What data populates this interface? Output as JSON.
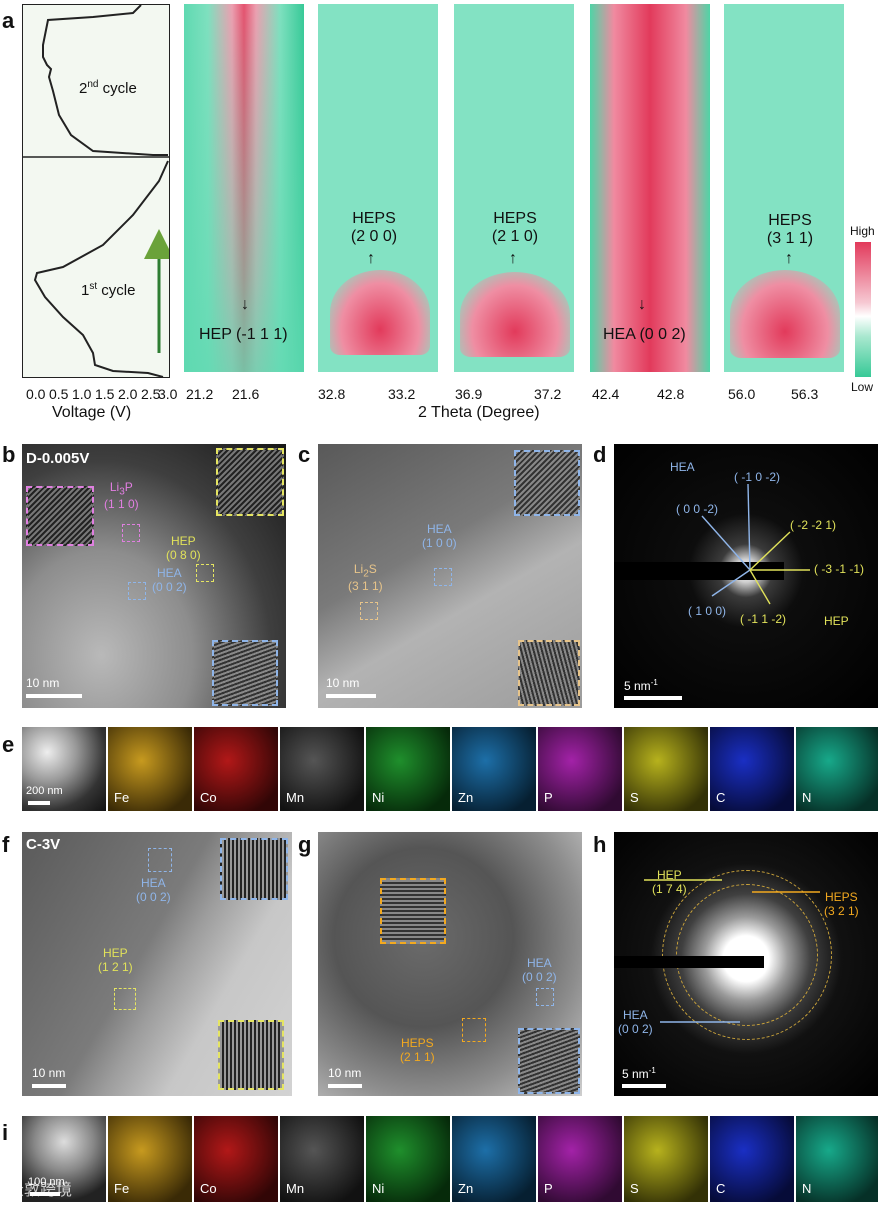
{
  "panel_a": {
    "label": "a",
    "cycle2": "2",
    "cycle2_sup": "nd",
    "cycle2_rest": " cycle",
    "cycle1": "1",
    "cycle1_sup": "st",
    "cycle1_rest": " cycle",
    "voltage_axis_title": "Voltage (V)",
    "voltage_ticks": [
      "0.0",
      "0.5",
      "1.0",
      "1.5",
      "2.0",
      "2.5",
      "3.0"
    ],
    "theta_axis_title": "2 Theta (Degree)",
    "colorbar_high": "High",
    "colorbar_low": "Low",
    "maps": [
      {
        "ticks": [
          "21.2",
          "21.6"
        ],
        "annotation": "HEP (-1 1 1)"
      },
      {
        "ticks": [
          "32.8",
          "33.2"
        ],
        "annotation_line1": "HEPS",
        "annotation_line2": "(2 0 0)"
      },
      {
        "ticks": [
          "36.9",
          "37.2"
        ],
        "annotation_line1": "HEPS",
        "annotation_line2": "(2 1 0)"
      },
      {
        "ticks": [
          "42.4",
          "42.8"
        ],
        "annotation": "HEA (0 0 2)"
      },
      {
        "ticks": [
          "56.0",
          "56.3"
        ],
        "annotation_line1": "HEPS",
        "annotation_line2": "(3 1 1)"
      }
    ]
  },
  "panel_b": {
    "label": "b",
    "condition": "D-0.005V",
    "li3p_a": "Li",
    "li3p_sub": "3",
    "li3p_b": "P",
    "li3p_hkl": "(1 1 0)",
    "hep": "HEP",
    "hep_hkl": "(0 8 0)",
    "hea": "HEA",
    "hea_hkl": "(0 0 2)",
    "scale": "10 nm"
  },
  "panel_c": {
    "label": "c",
    "hea": "HEA",
    "hea_hkl": "(1 0 0)",
    "li2s_a": "Li",
    "li2s_sub": "2",
    "li2s_b": "S",
    "li2s_hkl": "(3 1 1)",
    "scale": "10 nm"
  },
  "panel_d": {
    "label": "d",
    "hea": "HEA",
    "r1": "( -1 0 -2)",
    "r2": "( 0 0 -2)",
    "r3": "( -2 -2 1)",
    "r4": "( -3 -1 -1)",
    "r5": "( 1 0 0)",
    "r6": "( -1 1 -2)",
    "hep": "HEP",
    "scale": "5 nm",
    "scale_sup": "-1"
  },
  "panel_e": {
    "label": "e",
    "scale": "200 nm",
    "elements": [
      "Fe",
      "Co",
      "Mn",
      "Ni",
      "Zn",
      "P",
      "S",
      "C",
      "N"
    ],
    "colors": [
      "#c79a1f",
      "#b21818",
      "#8a8a8a",
      "#1f8f2c",
      "#1d6fa8",
      "#a322a8",
      "#b7b21d",
      "#1a2fc4",
      "#17a98a"
    ]
  },
  "panel_f": {
    "label": "f",
    "condition": "C-3V",
    "hea": "HEA",
    "hea_hkl": "(0 0 2)",
    "hep": "HEP",
    "hep_hkl": "(1 2 1)",
    "scale": "10 nm"
  },
  "panel_g": {
    "label": "g",
    "hea": "HEA",
    "hea_hkl": "(0 0 2)",
    "heps": "HEPS",
    "heps_hkl": "(2 1 1)",
    "scale": "10 nm"
  },
  "panel_h": {
    "label": "h",
    "hep": "HEP",
    "hep_hkl": "(1 7 4)",
    "heps": "HEPS",
    "heps_hkl": "(3 2 1)",
    "hea": "HEA",
    "hea_hkl": "(0 0 2)",
    "scale": "5 nm",
    "scale_sup": "-1"
  },
  "panel_i": {
    "label": "i",
    "scale": "100 nm",
    "elements": [
      "Fe",
      "Co",
      "Mn",
      "Ni",
      "Zn",
      "P",
      "S",
      "C",
      "N"
    ],
    "watermark": "众敦跨境"
  }
}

------------

*Task description*. Quote the material exactly. Pictures stay out.

*Reply*.
What data populates this interface? Output as JSON.
{
  "panel_a": {
    "label": "a",
    "cycle2": "2",
    "cycle2_sup": "nd",
    "cycle2_rest": " cycle",
    "cycle1": "1",
    "cycle1_sup": "st",
    "cycle1_rest": " cycle",
    "voltage_axis_title": "Voltage (V)",
    "voltage_ticks": [
      "0.0",
      "0.5",
      "1.0",
      "1.5",
      "2.0",
      "2.5",
      "3.0"
    ],
    "theta_axis_title": "2 Theta (Degree)",
    "colorbar_high": "High",
    "colorbar_low": "Low",
    "maps": [
      {
        "ticks": [
          "21.2",
          "21.6"
        ],
        "annotation": "HEP (-1 1 1)"
      },
      {
        "ticks": [
          "32.8",
          "33.2"
        ],
        "annotation_line1": "HEPS",
        "annotation_line2": "(2 0 0)"
      },
      {
        "ticks": [
          "36.9",
          "37.2"
        ],
        "annotation_line1": "HEPS",
        "annotation_line2": "(2 1 0)"
      },
      {
        "ticks": [
          "42.4",
          "42.8"
        ],
        "annotation": "HEA (0 0 2)"
      },
      {
        "ticks": [
          "56.0",
          "56.3"
        ],
        "annotation_line1": "HEPS",
        "annotation_line2": "(3 1 1)"
      }
    ]
  },
  "panel_b": {
    "label": "b",
    "condition": "D-0.005V",
    "li3p_a": "Li",
    "li3p_sub": "3",
    "li3p_b": "P",
    "li3p_hkl": "(1 1 0)",
    "hep": "HEP",
    "hep_hkl": "(0 8 0)",
    "hea": "HEA",
    "hea_hkl": "(0 0 2)",
    "scale": "10 nm"
  },
  "panel_c": {
    "label": "c",
    "hea": "HEA",
    "hea_hkl": "(1 0 0)",
    "li2s_a": "Li",
    "li2s_sub": "2",
    "li2s_b": "S",
    "li2s_hkl": "(3 1 1)",
    "scale": "10 nm"
  },
  "panel_d": {
    "label": "d",
    "hea": "HEA",
    "r1": "( -1 0 -2)",
    "r2": "( 0 0 -2)",
    "r3": "( -2 -2 1)",
    "r4": "( -3 -1 -1)",
    "r5": "( 1 0 0)",
    "r6": "( -1 1 -2)",
    "hep": "HEP",
    "scale": "5 nm",
    "scale_sup": "-1"
  },
  "panel_e": {
    "label": "e",
    "scale": "200 nm",
    "elements": [
      "Fe",
      "Co",
      "Mn",
      "Ni",
      "Zn",
      "P",
      "S",
      "C",
      "N"
    ],
    "colors": [
      "#c79a1f",
      "#b21818",
      "#8a8a8a",
      "#1f8f2c",
      "#1d6fa8",
      "#a322a8",
      "#b7b21d",
      "#1a2fc4",
      "#17a98a"
    ]
  },
  "panel_f": {
    "label": "f",
    "condition": "C-3V",
    "hea": "HEA",
    "hea_hkl": "(0 0 2)",
    "hep": "HEP",
    "hep_hkl": "(1 2 1)",
    "scale": "10 nm"
  },
  "panel_g": {
    "label": "g",
    "hea": "HEA",
    "hea_hkl": "(0 0 2)",
    "heps": "HEPS",
    "heps_hkl": "(2 1 1)",
    "scale": "10 nm"
  },
  "panel_h": {
    "label": "h",
    "hep": "HEP",
    "hep_hkl": "(1 7 4)",
    "heps": "HEPS",
    "heps_hkl": "(3 2 1)",
    "hea": "HEA",
    "hea_hkl": "(0 0 2)",
    "scale": "5 nm",
    "scale_sup": "-1"
  },
  "panel_i": {
    "label": "i",
    "scale": "100 nm",
    "elements": [
      "Fe",
      "Co",
      "Mn",
      "Ni",
      "Zn",
      "P",
      "S",
      "C",
      "N"
    ],
    "watermark": "众敦跨境"
  }
}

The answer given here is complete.